#### [Task goal]
Could you transcribe every record below exactly as written, leaving out any pictures?

#### [Material provided]

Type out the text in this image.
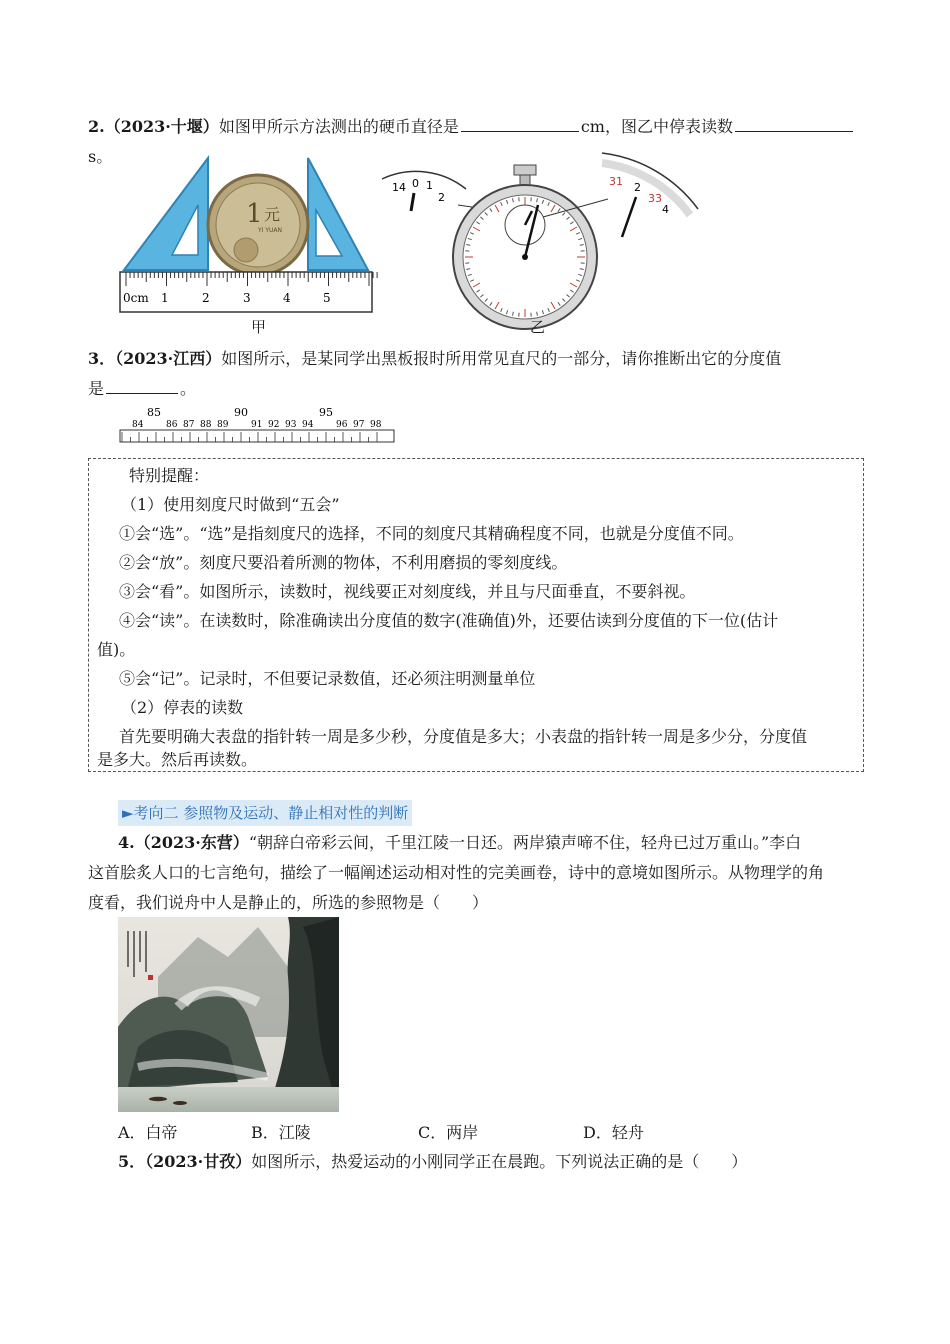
2.（2023·十堰）如图甲所示方法测出的硬币直径是	cm，图乙中停表读数s。
1 元
YI YUAN
0cm 1	2	3	4	5
甲
14 0 1
2
31 2
33
4
乙
3．（2023·江西）如图所示，是某同学出黑板报时所用常见直尺的一部分，请你推断出它的分度值
是	。
85	90	95
84	86 87 88 89	91 92 93 94	96 97 98

特别提醒：

（1）使用刻度尺时做到“五会”

①会“选”。“选”是指刻度尺的选择，不同的刻度尺其精确程度不同，也就是分度值不同。

②会“放”。刻度尺要沿着所测的物体，不利用磨损的零刻度线。

③会“看”。如图所示，读数时，视线要正对刻度线，并且与尺面垂直，不要斜视。

④会“读”。在读数时，除准确读出分度值的数字(准确值)外，还要估读到分度值的下一位(估计

值)。

⑤会“记”。记录时，不但要记录数值，还必须注明测量单位

（2）停表的读数

首先要明确大表盘的指针转一周是多少秒，分度值是多大；小表盘的指针转一周是多少分，分度值

是多大。然后再读数。

►考向二 参照物及运动、静止相对性的判断
4.（2023·东营）“朝辞白帝彩云间，千里江陵一日还。两岸猿声啼不住，轻舟已过万重山。”李白
这首脍炙人口的七言绝句，描绘了一幅阐述运动相对性的完美画卷，诗中的意境如图所示。从物理学的角
度看，我们说舟中人是静止的，所选的参照物是（　　）
A．白帝	B．江陵	C．两岸	D．轻舟
5．（2023·甘孜）如图所示，热爱运动的小刚同学正在晨跑。下列说法正确的是（　　）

#### [Task result]
Type out the text in this image.
2.（2023·十堰）如图甲所示方法测出的硬币直径是	cm，图乙中停表读数s。
1 元
YI YUAN
0cm 1	2	3	4	5
甲
14 0 1
2
31 2
33
4
乙
3．（2023·江西）如图所示，是某同学出黑板报时所用常见直尺的一部分，请你推断出它的分度值
是	。
85	90	95
84	86 87 88 89	91 92 93 94	96 97 98

特别提醒：

（1）使用刻度尺时做到“五会”

①会“选”。“选”是指刻度尺的选择，不同的刻度尺其精确程度不同，也就是分度值不同。

②会“放”。刻度尺要沿着所测的物体，不利用磨损的零刻度线。

③会“看”。如图所示，读数时，视线要正对刻度线，并且与尺面垂直，不要斜视。

④会“读”。在读数时，除准确读出分度值的数字(准确值)外，还要估读到分度值的下一位(估计

值)。

⑤会“记”。记录时，不但要记录数值，还必须注明测量单位

（2）停表的读数

首先要明确大表盘的指针转一周是多少秒，分度值是多大；小表盘的指针转一周是多少分，分度值

是多大。然后再读数。

►考向二 参照物及运动、静止相对性的判断
4.（2023·东营）“朝辞白帝彩云间，千里江陵一日还。两岸猿声啼不住，轻舟已过万重山。”李白
这首脍炙人口的七言绝句，描绘了一幅阐述运动相对性的完美画卷，诗中的意境如图所示。从物理学的角
度看，我们说舟中人是静止的，所选的参照物是（　　）
A．白帝	B．江陵	C．两岸	D．轻舟
5．（2023·甘孜）如图所示，热爱运动的小刚同学正在晨跑。下列说法正确的是（　　）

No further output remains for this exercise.